> [EXERCISE BRIEF] Pull each line holding the word "dolů" from the data.

(Dataset excerpt)
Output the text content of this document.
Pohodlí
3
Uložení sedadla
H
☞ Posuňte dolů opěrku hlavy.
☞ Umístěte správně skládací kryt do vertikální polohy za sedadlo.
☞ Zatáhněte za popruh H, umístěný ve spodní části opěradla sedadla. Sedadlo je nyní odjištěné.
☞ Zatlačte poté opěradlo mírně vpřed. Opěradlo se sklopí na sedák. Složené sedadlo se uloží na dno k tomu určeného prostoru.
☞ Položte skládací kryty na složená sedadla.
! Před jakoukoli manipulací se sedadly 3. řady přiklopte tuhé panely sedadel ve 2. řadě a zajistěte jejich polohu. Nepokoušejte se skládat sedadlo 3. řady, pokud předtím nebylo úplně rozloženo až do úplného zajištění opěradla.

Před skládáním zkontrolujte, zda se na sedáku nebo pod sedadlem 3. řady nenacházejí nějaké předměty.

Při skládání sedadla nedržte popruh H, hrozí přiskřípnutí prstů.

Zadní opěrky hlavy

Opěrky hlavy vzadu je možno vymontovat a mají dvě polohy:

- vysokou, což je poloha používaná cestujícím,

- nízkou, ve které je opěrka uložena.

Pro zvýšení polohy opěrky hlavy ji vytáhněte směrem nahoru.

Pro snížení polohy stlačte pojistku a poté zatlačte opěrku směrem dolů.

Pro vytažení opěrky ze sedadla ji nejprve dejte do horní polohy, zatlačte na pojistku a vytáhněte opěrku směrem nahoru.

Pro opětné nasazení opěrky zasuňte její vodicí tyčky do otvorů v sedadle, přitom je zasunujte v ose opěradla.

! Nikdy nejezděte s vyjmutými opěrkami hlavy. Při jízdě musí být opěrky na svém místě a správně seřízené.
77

> [RESPONSE BELOW]
☞ Posuňte dolů opěrku hlavy.
Pro snížení polohy stlačte pojistku a poté zatlačte opěrku směrem dolů.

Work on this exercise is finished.